Raw records:
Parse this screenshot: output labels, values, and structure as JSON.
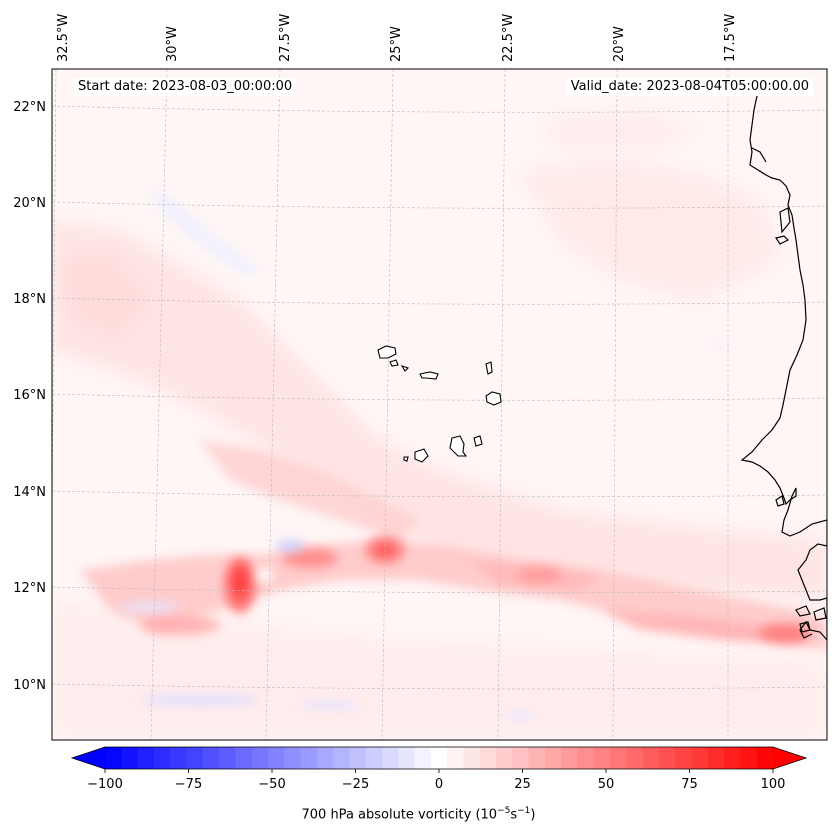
{
  "map": {
    "longitude_labels": [
      "32.5°W",
      "30°W",
      "27.5°W",
      "25°W",
      "22.5°W",
      "20°W",
      "17.5°W"
    ],
    "latitude_labels": [
      "22°N",
      "20°N",
      "18°N",
      "16°N",
      "14°N",
      "12°N",
      "10°N"
    ],
    "start_date_text": "Start date: 2023-08-03_00:00:00",
    "valid_date_text": "Valid_date: 2023-08-04T05:00:00.00",
    "field": "700 hPa absolute vorticity",
    "colormap": "bwr"
  },
  "colorbar": {
    "label_prefix": "700 hPa absolute vorticity (10",
    "label_exp1": "−5",
    "label_mid": "s",
    "label_exp2": "−1",
    "label_suffix": ")",
    "tick_labels": [
      "−100",
      "−75",
      "−50",
      "−25",
      "0",
      "25",
      "50",
      "75",
      "100"
    ],
    "min": -100,
    "max": 100,
    "levels": 41
  },
  "colors": {
    "negative": "#0000ff",
    "zero": "#ffffff",
    "positive": "#ff0000",
    "coastline": "#000000",
    "gridline": "#bbbbbb"
  }
}
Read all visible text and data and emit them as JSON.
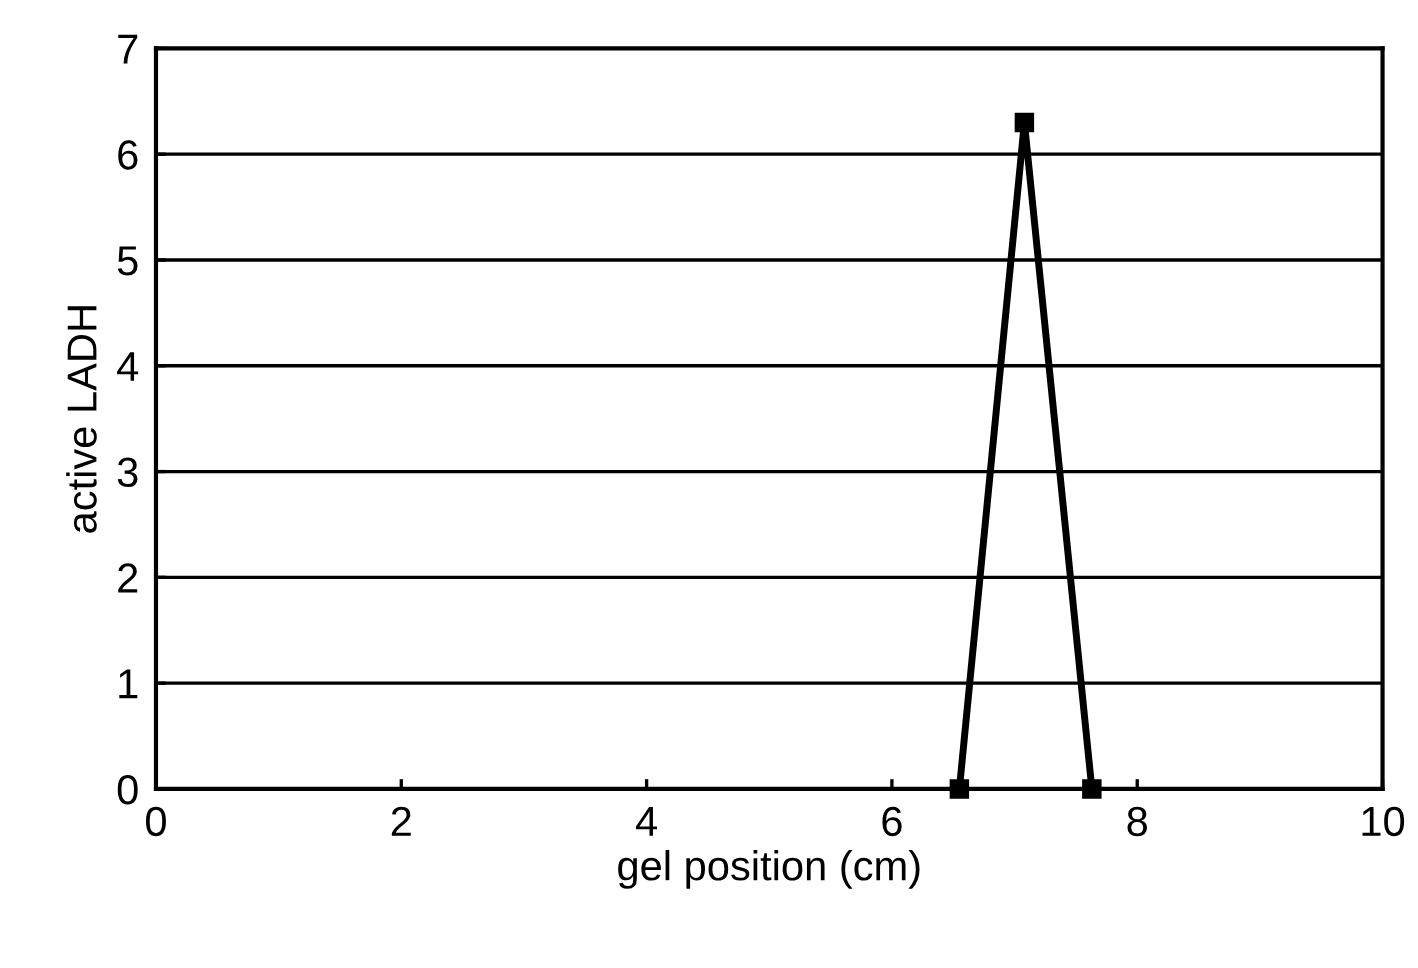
{
  "chart_data": {
    "type": "line",
    "xlabel": "gel position (cm)",
    "ylabel": "active LADH",
    "x": [
      6.55,
      7.08,
      7.63
    ],
    "values": [
      0,
      6.3,
      0
    ],
    "color": "#000000",
    "marker": "square",
    "line_style": "solid",
    "xlim": [
      0,
      10
    ],
    "xticks": [
      0,
      2,
      4,
      6,
      8,
      10
    ],
    "ylim": [
      0,
      7
    ],
    "yticks": [
      0,
      1,
      2,
      3,
      4,
      5,
      6,
      7
    ],
    "grid": "y"
  }
}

What is expected:
Reproduce the material above verbatim; omit every picture.

The reply:
Parse this screenshot: output labels, values, and structure as JSON.
{
  "map": {
    "longitude_labels": [
      "32.5°W",
      "30°W",
      "27.5°W",
      "25°W",
      "22.5°W",
      "20°W",
      "17.5°W"
    ],
    "latitude_labels": [
      "22°N",
      "20°N",
      "18°N",
      "16°N",
      "14°N",
      "12°N",
      "10°N"
    ],
    "start_date_text": "Start date: 2023-08-03_00:00:00",
    "valid_date_text": "Valid_date: 2023-08-04T05:00:00.00",
    "field": "700 hPa absolute vorticity",
    "colormap": "bwr"
  },
  "colorbar": {
    "label_prefix": "700 hPa absolute vorticity (10",
    "label_exp1": "−5",
    "label_mid": "s",
    "label_exp2": "−1",
    "label_suffix": ")",
    "tick_labels": [
      "−100",
      "−75",
      "−50",
      "−25",
      "0",
      "25",
      "50",
      "75",
      "100"
    ],
    "min": -100,
    "max": 100,
    "levels": 41
  },
  "colors": {
    "negative": "#0000ff",
    "zero": "#ffffff",
    "positive": "#ff0000",
    "coastline": "#000000",
    "gridline": "#bbbbbb"
  }
}
Read all visible text and data and emit them as JSON.
{
  "chart_data": {
    "type": "line",
    "xlabel": "gel position (cm)",
    "ylabel": "active LADH",
    "x": [
      6.55,
      7.08,
      7.63
    ],
    "values": [
      0,
      6.3,
      0
    ],
    "color": "#000000",
    "marker": "square",
    "line_style": "solid",
    "xlim": [
      0,
      10
    ],
    "xticks": [
      0,
      2,
      4,
      6,
      8,
      10
    ],
    "ylim": [
      0,
      7
    ],
    "yticks": [
      0,
      1,
      2,
      3,
      4,
      5,
      6,
      7
    ],
    "grid": "y"
  }
}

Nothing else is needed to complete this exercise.